▶ **Raw records**:

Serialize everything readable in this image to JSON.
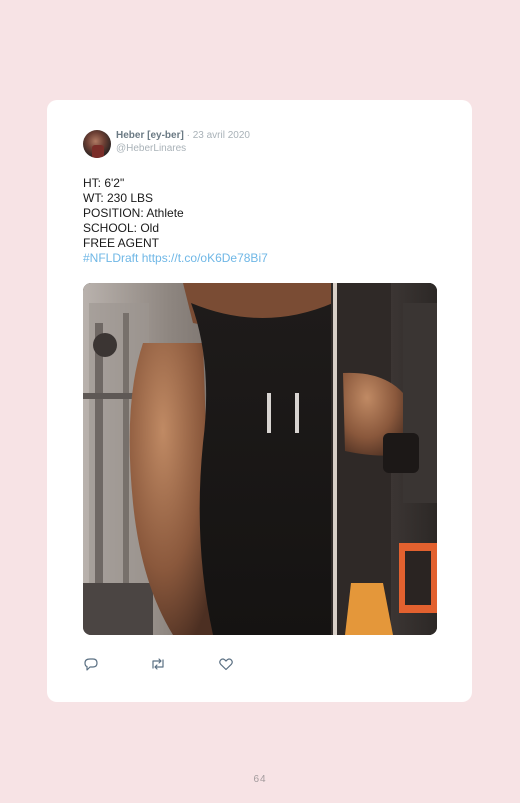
{
  "tweet": {
    "author_name": "Heber [ey-ber]",
    "separator": " · ",
    "date": "23 avril 2020",
    "handle": "@HeberLinares",
    "lines": [
      "HT: 6'2\"",
      "WT: 230 LBS",
      "POSITION: Athlete",
      "SCHOOL: Old",
      "FREE AGENT"
    ],
    "hashtag": "#NFLDraft",
    "link": "https://t.co/oK6De78Bi7",
    "image_icon": "photo-gym-selfie"
  },
  "actions": [
    {
      "icon": "reply-icon"
    },
    {
      "icon": "retweet-icon"
    },
    {
      "icon": "like-icon"
    }
  ],
  "colors": {
    "page_background": "#f7e3e5",
    "card_background": "#ffffff",
    "link": "#6fb7e6",
    "muted": "#a9b2b8",
    "action_icon": "#5b7083"
  },
  "page_number": "64"
}
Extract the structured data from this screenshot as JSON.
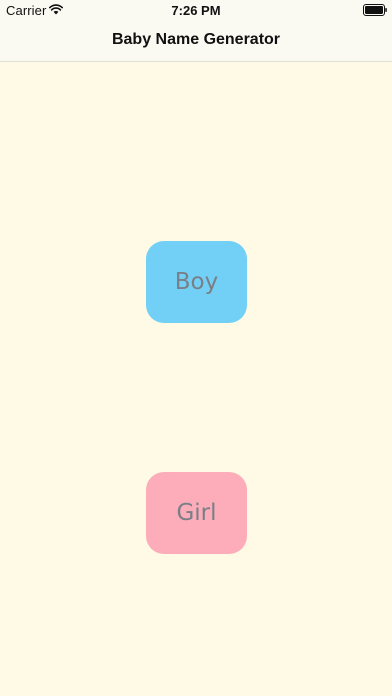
{
  "status_bar": {
    "carrier": "Carrier",
    "time": "7:26 PM",
    "wifi_icon": "wifi-icon",
    "battery_icon": "battery-icon"
  },
  "nav_bar": {
    "title": "Baby Name Generator"
  },
  "buttons": {
    "boy_label": "Boy",
    "girl_label": "Girl"
  },
  "colors": {
    "background": "#fefae6",
    "bar_background": "#fafaf3",
    "boy": "#72d0f6",
    "girl": "#fdacba",
    "button_text": "#7a7f87"
  }
}
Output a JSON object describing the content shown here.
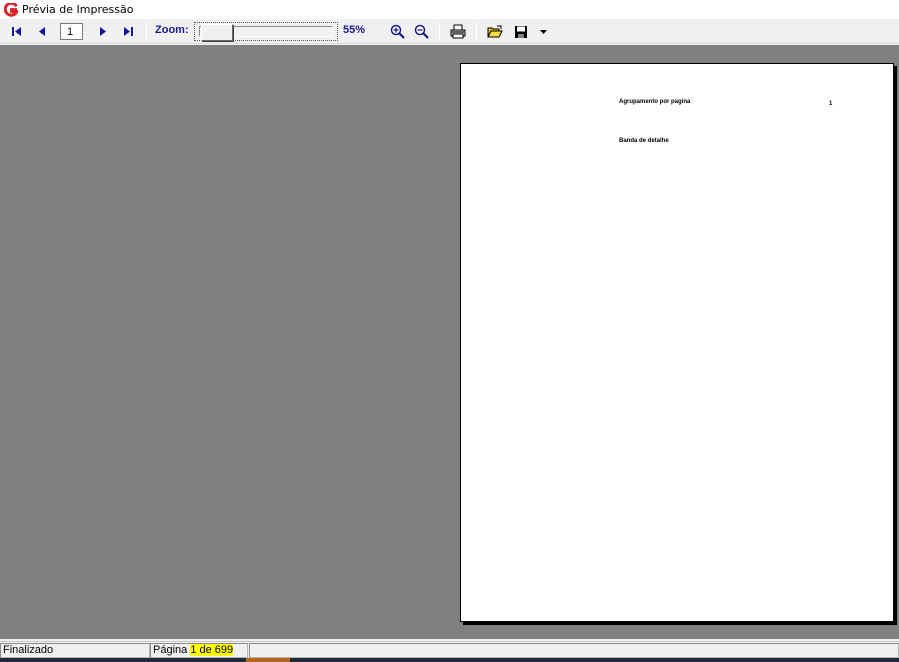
{
  "window": {
    "title": "Prévia de Impressão",
    "icon": "app-g-logo-icon"
  },
  "toolbar": {
    "first_page_icon": "first-page-icon",
    "prev_page_icon": "prev-page-icon",
    "page_number": "1",
    "next_page_icon": "next-page-icon",
    "last_page_icon": "last-page-icon",
    "zoom_label": "Zoom:",
    "zoom_value": "55%",
    "zoom_in_icon": "zoom-in-icon",
    "zoom_out_icon": "zoom-out-icon",
    "print_icon": "printer-icon",
    "open_icon": "open-folder-icon",
    "save_icon": "save-floppy-icon",
    "save_dropdown_icon": "chevron-down-icon",
    "accent_color": "#1a1a8c"
  },
  "preview": {
    "background_color": "#808080",
    "page": {
      "group_header": "Agrupamento por pagina",
      "page_number": "1",
      "detail_band": "Banda de detalhe"
    }
  },
  "status": {
    "state": "Finalizado",
    "page_label": "Página",
    "page_count": "1 de 699",
    "highlight_color": "#ffff00"
  }
}
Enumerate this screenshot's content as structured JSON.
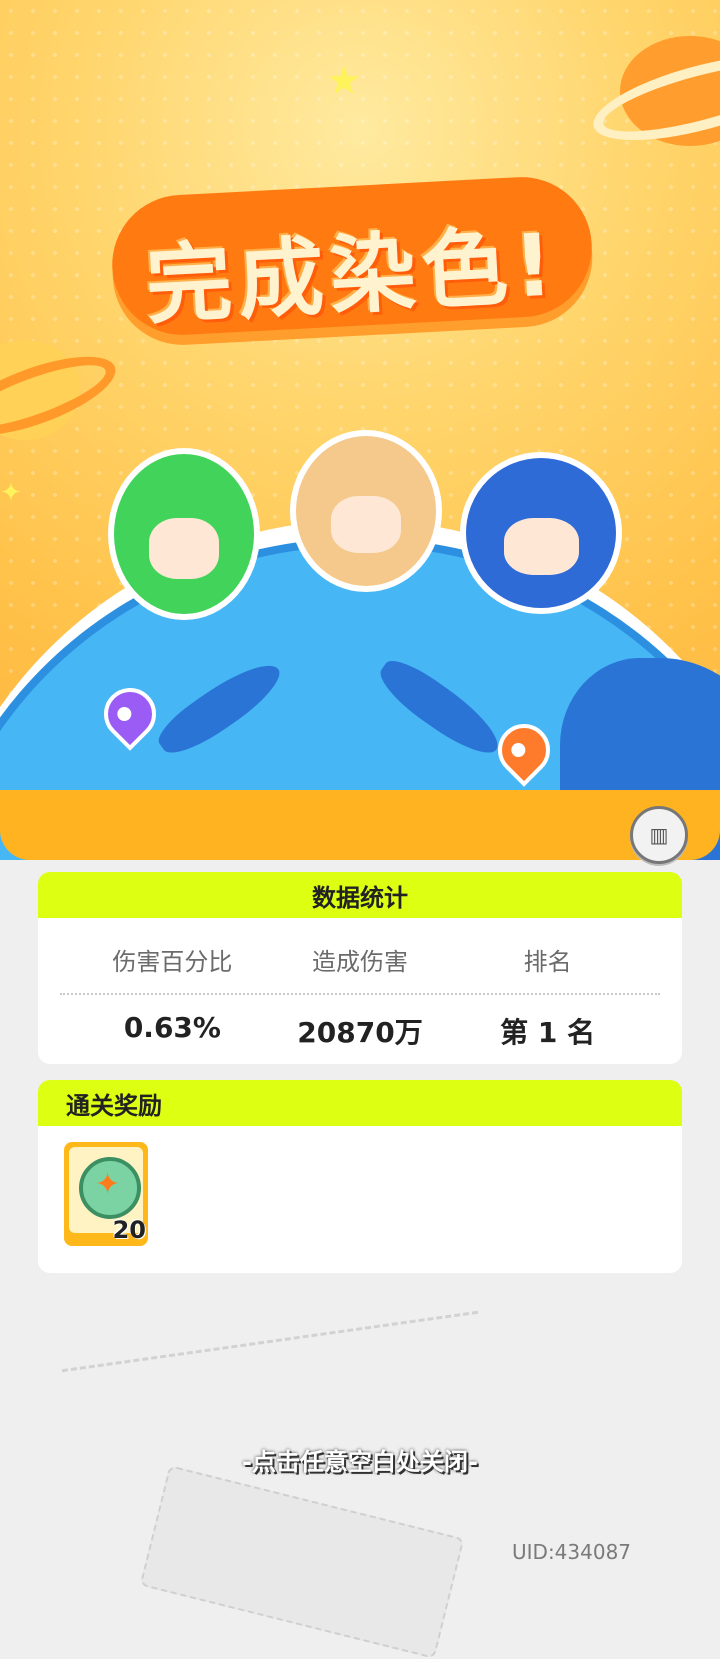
{
  "hero": {
    "title": "完成染色!"
  },
  "stats": {
    "header": "数据统计",
    "columns": [
      "伤害百分比",
      "造成伤害",
      "排名"
    ],
    "values": [
      "0.63%",
      "20870万",
      "第 1 名"
    ]
  },
  "reward": {
    "header": "通关奖励",
    "items": [
      {
        "icon": "bottle-cap-icon",
        "count": "20"
      }
    ]
  },
  "footer": {
    "close_hint": "-点击任意空白处关闭-",
    "uid": "UID:434087"
  },
  "icons": {
    "stats_button": "bar-chart-icon"
  },
  "colors": {
    "header_lime": "#dcff12",
    "hero_orange": "#ff7b12",
    "globe_blue": "#47b6f5"
  }
}
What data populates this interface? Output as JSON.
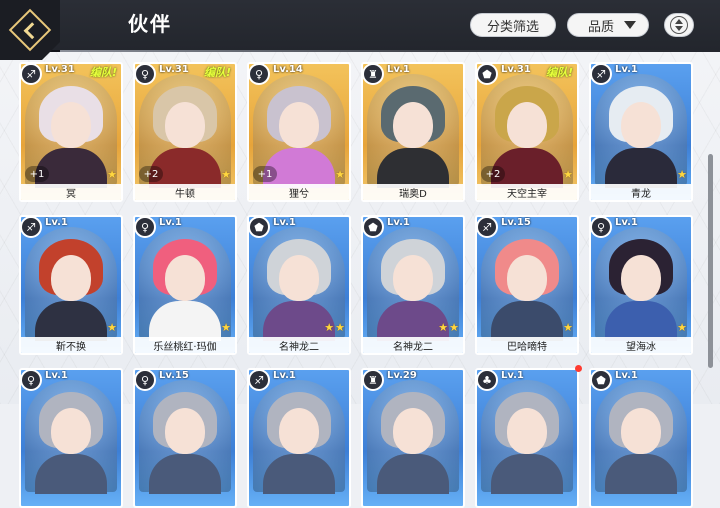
{
  "header": {
    "title": "伙伴",
    "filter_label": "分类筛选",
    "quality_label": "品质",
    "back_icon": "back-diamond-icon",
    "sort_icon": "sort-toggle-icon"
  },
  "cards": [
    {
      "name": "冥",
      "level": "Lv.31",
      "team": "编队!",
      "plus": "+1",
      "stars": 1,
      "frame": "gold",
      "class": "♐",
      "hair": "#e9dfe6",
      "body": "#3a2a3a"
    },
    {
      "name": "牛顿",
      "level": "Lv.31",
      "team": "编队!",
      "plus": "+2",
      "stars": 1,
      "frame": "gold",
      "class": "♀",
      "hair": "#d9c6a8",
      "body": "#8a2a2a"
    },
    {
      "name": "狸兮",
      "level": "Lv.14",
      "team": "",
      "plus": "+1",
      "stars": 1,
      "frame": "gold",
      "class": "♀",
      "hair": "#c9c2cf",
      "body": "#d17ad6"
    },
    {
      "name": "瑞奥D",
      "level": "Lv.1",
      "team": "",
      "plus": "",
      "stars": 0,
      "frame": "gold",
      "class": "♜",
      "hair": "#5a6a70",
      "body": "#2e2f33"
    },
    {
      "name": "天空主宰",
      "level": "Lv.31",
      "team": "编队!",
      "plus": "+2",
      "stars": 1,
      "frame": "gold",
      "class": "⬟",
      "hair": "#caa64a",
      "body": "#6a1f2a"
    },
    {
      "name": "青龙",
      "level": "Lv.1",
      "team": "",
      "plus": "",
      "stars": 1,
      "frame": "blue",
      "class": "♐",
      "hair": "#e6ecf2",
      "body": "#2a2a3a"
    },
    {
      "name": "靳不换",
      "level": "Lv.1",
      "team": "",
      "plus": "",
      "stars": 1,
      "frame": "blue",
      "class": "♐",
      "hair": "#c2412c",
      "body": "#2e3142"
    },
    {
      "name": "乐丝桃红·玛伽",
      "level": "Lv.1",
      "team": "",
      "plus": "",
      "stars": 1,
      "frame": "blue",
      "class": "♀",
      "hair": "#f05f7e",
      "body": "#f4f4f4"
    },
    {
      "name": "名神龙二",
      "level": "Lv.1",
      "team": "",
      "plus": "",
      "stars": 2,
      "frame": "blue",
      "class": "⬟",
      "hair": "#cfd3d8",
      "body": "#6d4a8a"
    },
    {
      "name": "名神龙二",
      "level": "Lv.1",
      "team": "",
      "plus": "",
      "stars": 2,
      "frame": "blue",
      "class": "⬟",
      "hair": "#cfd3d8",
      "body": "#6d4a8a"
    },
    {
      "name": "巴哈嘀特",
      "level": "Lv.15",
      "team": "",
      "plus": "",
      "stars": 1,
      "frame": "blue",
      "class": "♐",
      "hair": "#f08a8a",
      "body": "#3b4b6b"
    },
    {
      "name": "望海冰",
      "level": "Lv.1",
      "team": "",
      "plus": "",
      "stars": 1,
      "frame": "blue",
      "class": "♀",
      "hair": "#2b2233",
      "body": "#3c5fae"
    },
    {
      "name": "",
      "level": "Lv.1",
      "team": "",
      "plus": "",
      "stars": 0,
      "frame": "blue",
      "class": "♀",
      "hair": "#b0b4c0",
      "body": "#4a5a7a"
    },
    {
      "name": "",
      "level": "Lv.15",
      "team": "",
      "plus": "",
      "stars": 0,
      "frame": "blue",
      "class": "♀",
      "hair": "#b0b4c0",
      "body": "#4a5a7a"
    },
    {
      "name": "",
      "level": "Lv.1",
      "team": "",
      "plus": "",
      "stars": 0,
      "frame": "blue",
      "class": "♐",
      "hair": "#b0b4c0",
      "body": "#4a5a7a"
    },
    {
      "name": "",
      "level": "Lv.29",
      "team": "",
      "plus": "",
      "stars": 0,
      "frame": "blue",
      "class": "♜",
      "hair": "#b0b4c0",
      "body": "#4a5a7a"
    },
    {
      "name": "",
      "level": "Lv.1",
      "team": "",
      "plus": "",
      "stars": 0,
      "frame": "blue",
      "class": "♣",
      "hair": "#b0b4c0",
      "body": "#4a5a7a"
    },
    {
      "name": "",
      "level": "Lv.1",
      "team": "",
      "plus": "",
      "stars": 0,
      "frame": "blue",
      "class": "⬟",
      "hair": "#b0b4c0",
      "body": "#4a5a7a"
    }
  ]
}
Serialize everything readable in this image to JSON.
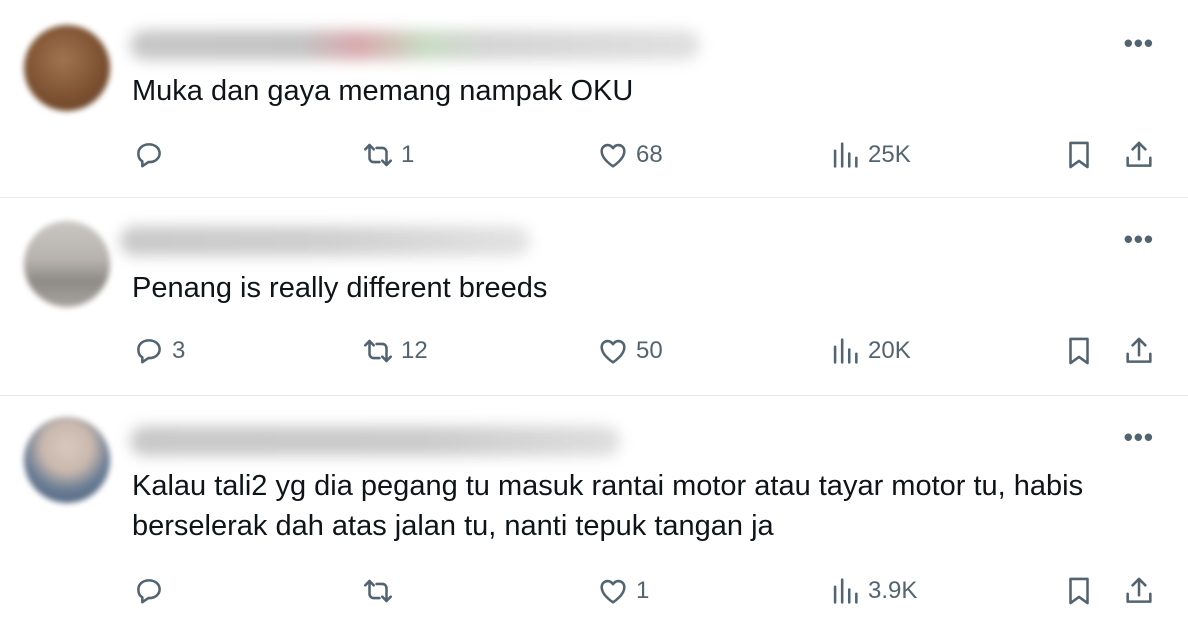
{
  "replies": [
    {
      "text": "Muka dan gaya memang nampak OKU",
      "more": "•••",
      "reply_count": "",
      "retweet_count": "1",
      "like_count": "68",
      "view_count": "25K"
    },
    {
      "text": "Penang is really different breeds",
      "more": "•••",
      "reply_count": "3",
      "retweet_count": "12",
      "like_count": "50",
      "view_count": "20K"
    },
    {
      "text": "Kalau tali2 yg dia pegang tu masuk rantai motor atau tayar motor tu, habis berselerak dah atas jalan tu, nanti tepuk tangan ja",
      "more": "•••",
      "reply_count": "",
      "retweet_count": "",
      "like_count": "1",
      "view_count": "3.9K"
    }
  ],
  "icons": {
    "reply": "reply-icon",
    "retweet": "retweet-icon",
    "like": "heart-icon",
    "views": "views-icon",
    "bookmark": "bookmark-icon",
    "share": "share-icon",
    "more": "more-icon"
  },
  "colors": {
    "text": "#0f1419",
    "secondary": "#536471",
    "divider": "#e7e9ea"
  }
}
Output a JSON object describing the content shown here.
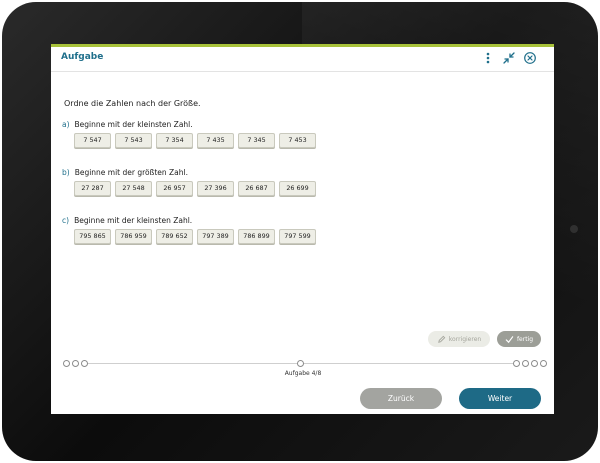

▶ **What to produce**: Tally the lines in this data that hold the word "structured" and state only the count.

▶ **Expected output**: 2